:: Exercise prompt ::
All records below must be retyped exactly.

--- START OF Extracted records ---

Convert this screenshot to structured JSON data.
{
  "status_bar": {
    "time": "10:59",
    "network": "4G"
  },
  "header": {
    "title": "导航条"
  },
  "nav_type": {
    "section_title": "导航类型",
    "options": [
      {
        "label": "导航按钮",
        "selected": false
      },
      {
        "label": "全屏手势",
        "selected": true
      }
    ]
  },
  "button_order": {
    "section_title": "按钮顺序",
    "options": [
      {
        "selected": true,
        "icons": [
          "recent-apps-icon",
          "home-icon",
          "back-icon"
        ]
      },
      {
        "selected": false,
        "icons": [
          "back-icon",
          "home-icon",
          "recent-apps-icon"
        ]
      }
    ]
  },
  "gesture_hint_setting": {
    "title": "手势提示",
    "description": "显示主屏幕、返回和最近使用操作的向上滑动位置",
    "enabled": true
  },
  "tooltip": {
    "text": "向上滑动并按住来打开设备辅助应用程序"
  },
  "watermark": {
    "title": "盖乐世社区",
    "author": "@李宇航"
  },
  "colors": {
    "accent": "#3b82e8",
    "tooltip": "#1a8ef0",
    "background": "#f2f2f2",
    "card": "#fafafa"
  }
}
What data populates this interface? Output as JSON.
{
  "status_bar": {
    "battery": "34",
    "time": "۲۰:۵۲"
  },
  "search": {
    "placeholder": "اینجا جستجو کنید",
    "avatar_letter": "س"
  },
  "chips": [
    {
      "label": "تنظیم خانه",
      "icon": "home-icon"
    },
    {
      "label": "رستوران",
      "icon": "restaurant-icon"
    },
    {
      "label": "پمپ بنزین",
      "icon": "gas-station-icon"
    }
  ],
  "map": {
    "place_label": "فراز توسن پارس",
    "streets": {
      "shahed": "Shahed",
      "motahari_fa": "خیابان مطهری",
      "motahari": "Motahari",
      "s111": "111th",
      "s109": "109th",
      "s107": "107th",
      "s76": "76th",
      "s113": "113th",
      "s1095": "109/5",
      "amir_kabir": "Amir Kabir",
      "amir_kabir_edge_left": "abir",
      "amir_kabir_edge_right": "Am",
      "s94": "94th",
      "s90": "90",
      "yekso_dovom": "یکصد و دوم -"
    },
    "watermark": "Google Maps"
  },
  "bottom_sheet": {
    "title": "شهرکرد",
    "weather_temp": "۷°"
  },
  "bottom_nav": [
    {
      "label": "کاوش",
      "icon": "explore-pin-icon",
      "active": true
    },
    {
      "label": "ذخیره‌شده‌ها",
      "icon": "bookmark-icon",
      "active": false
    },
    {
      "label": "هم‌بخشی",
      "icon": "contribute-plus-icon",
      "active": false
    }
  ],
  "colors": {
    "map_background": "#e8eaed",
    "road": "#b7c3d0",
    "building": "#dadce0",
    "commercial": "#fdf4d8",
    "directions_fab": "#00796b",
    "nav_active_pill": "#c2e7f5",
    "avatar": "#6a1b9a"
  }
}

--- END OF Extracted records ---

:: Answer to this problem ::
Convert this screenshot to structured JSON data.
{
  "status_bar": {
    "time": "10:59",
    "network": "4G"
  },
  "header": {
    "title": "导航条"
  },
  "nav_type": {
    "section_title": "导航类型",
    "options": [
      {
        "label": "导航按钮",
        "selected": false
      },
      {
        "label": "全屏手势",
        "selected": true
      }
    ]
  },
  "button_order": {
    "section_title": "按钮顺序",
    "options": [
      {
        "selected": true,
        "icons": [
          "recent-apps-icon",
          "home-icon",
          "back-icon"
        ]
      },
      {
        "selected": false,
        "icons": [
          "back-icon",
          "home-icon",
          "recent-apps-icon"
        ]
      }
    ]
  },
  "gesture_hint_setting": {
    "title": "手势提示",
    "description": "显示主屏幕、返回和最近使用操作的向上滑动位置",
    "enabled": true
  },
  "tooltip": {
    "text": "向上滑动并按住来打开设备辅助应用程序"
  },
  "watermark": {
    "title": "盖乐世社区",
    "author": "@李宇航"
  },
  "colors": {
    "accent": "#3b82e8",
    "tooltip": "#1a8ef0",
    "background": "#f2f2f2",
    "card": "#fafafa"
  }
}
What data populates this interface? Output as JSON.
{
  "status_bar": {
    "battery": "34",
    "time": "۲۰:۵۲"
  },
  "search": {
    "placeholder": "اینجا جستجو کنید",
    "avatar_letter": "س"
  },
  "chips": [
    {
      "label": "تنظیم خانه",
      "icon": "home-icon"
    },
    {
      "label": "رستوران",
      "icon": "restaurant-icon"
    },
    {
      "label": "پمپ بنزین",
      "icon": "gas-station-icon"
    }
  ],
  "map": {
    "place_label": "فراز توسن پارس",
    "streets": {
      "shahed": "Shahed",
      "motahari_fa": "خیابان مطهری",
      "motahari": "Motahari",
      "s111": "111th",
      "s109": "109th",
      "s107": "107th",
      "s76": "76th",
      "s113": "113th",
      "s1095": "109/5",
      "amir_kabir": "Amir Kabir",
      "amir_kabir_edge_left": "abir",
      "amir_kabir_edge_right": "Am",
      "s94": "94th",
      "s90": "90",
      "yekso_dovom": "یکصد و دوم -"
    },
    "watermark": "Google Maps"
  },
  "bottom_sheet": {
    "title": "شهرکرد",
    "weather_temp": "۷°"
  },
  "bottom_nav": [
    {
      "label": "کاوش",
      "icon": "explore-pin-icon",
      "active": true
    },
    {
      "label": "ذخیره‌شده‌ها",
      "icon": "bookmark-icon",
      "active": false
    },
    {
      "label": "هم‌بخشی",
      "icon": "contribute-plus-icon",
      "active": false
    }
  ],
  "colors": {
    "map_background": "#e8eaed",
    "road": "#b7c3d0",
    "building": "#dadce0",
    "commercial": "#fdf4d8",
    "directions_fab": "#00796b",
    "nav_active_pill": "#c2e7f5",
    "avatar": "#6a1b9a"
  }
}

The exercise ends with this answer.